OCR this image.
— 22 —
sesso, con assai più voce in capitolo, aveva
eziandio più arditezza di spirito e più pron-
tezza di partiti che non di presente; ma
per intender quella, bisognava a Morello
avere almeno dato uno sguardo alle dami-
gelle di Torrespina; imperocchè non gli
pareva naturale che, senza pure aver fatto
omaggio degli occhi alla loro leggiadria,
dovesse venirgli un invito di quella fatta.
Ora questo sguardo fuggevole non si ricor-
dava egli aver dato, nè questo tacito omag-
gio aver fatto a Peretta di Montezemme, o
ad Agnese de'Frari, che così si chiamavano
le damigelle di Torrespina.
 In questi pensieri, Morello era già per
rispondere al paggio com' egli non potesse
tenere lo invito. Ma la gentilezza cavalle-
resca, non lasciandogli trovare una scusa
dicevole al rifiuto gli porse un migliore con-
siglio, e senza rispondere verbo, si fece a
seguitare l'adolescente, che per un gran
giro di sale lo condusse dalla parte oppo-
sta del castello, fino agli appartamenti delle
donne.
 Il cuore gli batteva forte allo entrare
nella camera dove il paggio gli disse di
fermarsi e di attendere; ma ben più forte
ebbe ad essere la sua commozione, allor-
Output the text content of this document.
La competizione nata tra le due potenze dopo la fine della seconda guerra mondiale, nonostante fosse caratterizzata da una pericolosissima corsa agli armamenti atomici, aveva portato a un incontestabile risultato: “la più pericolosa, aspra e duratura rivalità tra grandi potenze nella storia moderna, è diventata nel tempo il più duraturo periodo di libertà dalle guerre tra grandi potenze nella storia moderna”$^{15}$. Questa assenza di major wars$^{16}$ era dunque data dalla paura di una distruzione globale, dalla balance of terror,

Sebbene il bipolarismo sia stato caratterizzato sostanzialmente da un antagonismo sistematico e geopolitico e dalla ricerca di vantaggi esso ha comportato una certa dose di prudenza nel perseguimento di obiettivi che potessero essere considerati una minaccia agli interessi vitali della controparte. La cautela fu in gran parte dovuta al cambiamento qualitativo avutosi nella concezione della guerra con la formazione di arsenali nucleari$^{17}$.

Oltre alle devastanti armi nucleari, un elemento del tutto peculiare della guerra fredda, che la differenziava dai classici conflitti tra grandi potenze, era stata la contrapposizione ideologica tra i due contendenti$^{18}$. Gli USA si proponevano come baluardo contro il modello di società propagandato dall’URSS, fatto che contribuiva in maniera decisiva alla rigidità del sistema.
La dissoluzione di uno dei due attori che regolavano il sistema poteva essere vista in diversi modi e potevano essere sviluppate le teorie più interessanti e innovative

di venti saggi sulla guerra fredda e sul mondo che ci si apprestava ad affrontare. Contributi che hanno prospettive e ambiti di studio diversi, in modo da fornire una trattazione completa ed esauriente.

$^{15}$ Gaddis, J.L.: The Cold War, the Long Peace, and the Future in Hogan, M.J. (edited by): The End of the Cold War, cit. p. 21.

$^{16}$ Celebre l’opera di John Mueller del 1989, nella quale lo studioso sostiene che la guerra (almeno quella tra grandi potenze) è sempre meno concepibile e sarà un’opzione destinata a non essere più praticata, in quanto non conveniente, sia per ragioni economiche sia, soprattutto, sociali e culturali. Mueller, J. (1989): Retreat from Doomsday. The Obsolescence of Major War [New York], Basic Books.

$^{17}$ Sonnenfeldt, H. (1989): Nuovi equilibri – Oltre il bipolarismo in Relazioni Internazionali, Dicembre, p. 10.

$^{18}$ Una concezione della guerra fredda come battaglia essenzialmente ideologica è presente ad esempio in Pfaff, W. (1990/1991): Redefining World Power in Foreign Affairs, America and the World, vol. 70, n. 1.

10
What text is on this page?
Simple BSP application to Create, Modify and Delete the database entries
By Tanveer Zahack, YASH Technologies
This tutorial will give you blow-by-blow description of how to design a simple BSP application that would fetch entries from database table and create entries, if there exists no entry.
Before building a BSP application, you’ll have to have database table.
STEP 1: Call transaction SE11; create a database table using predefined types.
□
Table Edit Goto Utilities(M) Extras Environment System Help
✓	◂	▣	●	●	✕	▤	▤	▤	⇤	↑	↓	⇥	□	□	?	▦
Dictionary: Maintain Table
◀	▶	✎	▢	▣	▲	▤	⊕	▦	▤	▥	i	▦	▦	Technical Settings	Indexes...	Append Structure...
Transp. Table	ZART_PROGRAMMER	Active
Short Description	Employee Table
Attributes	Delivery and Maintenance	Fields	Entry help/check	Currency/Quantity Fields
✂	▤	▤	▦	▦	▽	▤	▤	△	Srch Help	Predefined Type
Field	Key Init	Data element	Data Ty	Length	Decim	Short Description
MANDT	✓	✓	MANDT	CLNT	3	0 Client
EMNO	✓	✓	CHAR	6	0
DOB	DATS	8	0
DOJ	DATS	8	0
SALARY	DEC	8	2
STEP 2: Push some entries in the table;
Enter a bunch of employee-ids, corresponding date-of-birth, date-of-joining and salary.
#####
WHAT NEEDS TO BE DONE:
Using the material above, count the lines containing the word "presente". Reply with the number alone.

SOLUTION BELOW:
2